-- REQUIRED TASK --
Locate each line with the string "chased" in the listing below and copy it.

-- RECORD SET --
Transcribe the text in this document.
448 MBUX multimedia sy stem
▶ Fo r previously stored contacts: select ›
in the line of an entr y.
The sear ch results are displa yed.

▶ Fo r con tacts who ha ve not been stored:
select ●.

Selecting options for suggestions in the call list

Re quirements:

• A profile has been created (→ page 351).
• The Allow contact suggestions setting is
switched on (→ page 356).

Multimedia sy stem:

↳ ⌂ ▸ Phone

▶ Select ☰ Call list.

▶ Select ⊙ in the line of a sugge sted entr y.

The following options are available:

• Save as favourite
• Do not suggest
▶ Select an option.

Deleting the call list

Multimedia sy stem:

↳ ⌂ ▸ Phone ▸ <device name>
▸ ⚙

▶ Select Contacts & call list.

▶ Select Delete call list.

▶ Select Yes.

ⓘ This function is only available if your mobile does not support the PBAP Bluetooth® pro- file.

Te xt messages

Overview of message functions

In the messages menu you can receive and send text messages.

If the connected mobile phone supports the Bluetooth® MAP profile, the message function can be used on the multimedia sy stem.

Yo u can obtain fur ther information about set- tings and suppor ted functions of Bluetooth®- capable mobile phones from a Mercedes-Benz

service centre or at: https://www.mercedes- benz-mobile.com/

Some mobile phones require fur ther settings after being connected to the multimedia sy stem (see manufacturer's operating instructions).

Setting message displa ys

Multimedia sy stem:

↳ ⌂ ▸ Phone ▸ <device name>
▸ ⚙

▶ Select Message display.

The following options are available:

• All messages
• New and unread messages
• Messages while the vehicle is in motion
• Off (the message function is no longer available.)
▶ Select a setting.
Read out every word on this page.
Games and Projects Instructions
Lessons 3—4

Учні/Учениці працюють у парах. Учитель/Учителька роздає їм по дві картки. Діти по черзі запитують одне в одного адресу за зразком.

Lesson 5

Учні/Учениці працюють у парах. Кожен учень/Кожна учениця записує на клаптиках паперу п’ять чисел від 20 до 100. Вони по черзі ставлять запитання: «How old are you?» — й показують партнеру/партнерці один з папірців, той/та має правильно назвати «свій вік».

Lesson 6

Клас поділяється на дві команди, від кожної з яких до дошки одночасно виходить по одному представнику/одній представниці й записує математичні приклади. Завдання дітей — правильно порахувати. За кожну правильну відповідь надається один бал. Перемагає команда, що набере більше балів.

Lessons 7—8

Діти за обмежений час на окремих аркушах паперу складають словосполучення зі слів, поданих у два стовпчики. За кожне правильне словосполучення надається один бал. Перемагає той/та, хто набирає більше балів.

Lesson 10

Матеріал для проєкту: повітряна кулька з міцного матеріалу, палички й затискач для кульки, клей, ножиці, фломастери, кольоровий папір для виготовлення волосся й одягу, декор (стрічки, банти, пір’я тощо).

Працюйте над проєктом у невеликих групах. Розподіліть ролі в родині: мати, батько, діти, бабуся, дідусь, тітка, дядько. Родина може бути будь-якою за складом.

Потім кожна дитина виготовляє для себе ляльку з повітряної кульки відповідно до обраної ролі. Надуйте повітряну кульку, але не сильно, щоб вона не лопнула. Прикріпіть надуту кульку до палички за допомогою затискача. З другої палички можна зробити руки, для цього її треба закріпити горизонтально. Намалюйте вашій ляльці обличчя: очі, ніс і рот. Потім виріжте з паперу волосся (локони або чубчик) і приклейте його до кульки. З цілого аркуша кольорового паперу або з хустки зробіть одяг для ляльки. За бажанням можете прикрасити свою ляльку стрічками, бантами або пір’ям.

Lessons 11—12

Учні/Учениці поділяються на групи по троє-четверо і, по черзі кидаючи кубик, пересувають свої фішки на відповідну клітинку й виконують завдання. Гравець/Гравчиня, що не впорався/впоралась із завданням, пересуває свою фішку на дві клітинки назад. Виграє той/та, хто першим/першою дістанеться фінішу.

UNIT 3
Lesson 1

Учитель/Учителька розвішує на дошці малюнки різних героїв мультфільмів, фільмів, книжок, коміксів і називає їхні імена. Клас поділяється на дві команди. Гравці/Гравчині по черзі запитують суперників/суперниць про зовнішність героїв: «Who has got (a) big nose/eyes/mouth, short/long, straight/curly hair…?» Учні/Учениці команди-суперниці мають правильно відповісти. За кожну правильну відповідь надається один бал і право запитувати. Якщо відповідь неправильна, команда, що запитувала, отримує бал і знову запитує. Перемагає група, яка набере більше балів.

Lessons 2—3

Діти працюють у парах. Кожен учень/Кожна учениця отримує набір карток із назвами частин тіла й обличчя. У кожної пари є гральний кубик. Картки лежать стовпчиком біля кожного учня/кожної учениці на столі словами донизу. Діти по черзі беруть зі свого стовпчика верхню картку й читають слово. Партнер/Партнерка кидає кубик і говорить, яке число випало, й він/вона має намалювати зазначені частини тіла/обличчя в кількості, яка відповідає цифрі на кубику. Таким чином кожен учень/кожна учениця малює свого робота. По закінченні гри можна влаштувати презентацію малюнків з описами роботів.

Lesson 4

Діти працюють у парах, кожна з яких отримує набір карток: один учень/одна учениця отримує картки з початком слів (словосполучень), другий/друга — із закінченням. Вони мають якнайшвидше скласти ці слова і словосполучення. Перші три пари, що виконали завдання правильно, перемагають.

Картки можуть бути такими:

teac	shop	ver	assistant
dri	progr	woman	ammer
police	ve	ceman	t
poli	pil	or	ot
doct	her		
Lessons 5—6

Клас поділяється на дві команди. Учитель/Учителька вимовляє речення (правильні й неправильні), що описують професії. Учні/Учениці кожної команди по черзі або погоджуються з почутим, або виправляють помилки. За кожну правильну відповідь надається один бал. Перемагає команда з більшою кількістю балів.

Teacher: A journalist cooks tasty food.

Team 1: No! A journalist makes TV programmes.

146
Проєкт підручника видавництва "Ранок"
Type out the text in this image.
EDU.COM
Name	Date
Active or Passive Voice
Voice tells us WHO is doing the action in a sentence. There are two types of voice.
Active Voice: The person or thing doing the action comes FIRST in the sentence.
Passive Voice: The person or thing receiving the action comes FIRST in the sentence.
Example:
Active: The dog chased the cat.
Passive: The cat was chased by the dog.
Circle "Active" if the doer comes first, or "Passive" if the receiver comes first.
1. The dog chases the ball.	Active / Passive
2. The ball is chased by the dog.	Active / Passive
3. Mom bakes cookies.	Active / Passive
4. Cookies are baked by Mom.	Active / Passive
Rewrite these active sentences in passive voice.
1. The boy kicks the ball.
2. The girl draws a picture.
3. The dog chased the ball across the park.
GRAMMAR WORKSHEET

-- ANSWER --
Active: The dog chased the cat.
Passive: The cat was chased by the dog.
2. The ball is chased by the dog.	Active / Passive
3. The dog chased the ball across the park.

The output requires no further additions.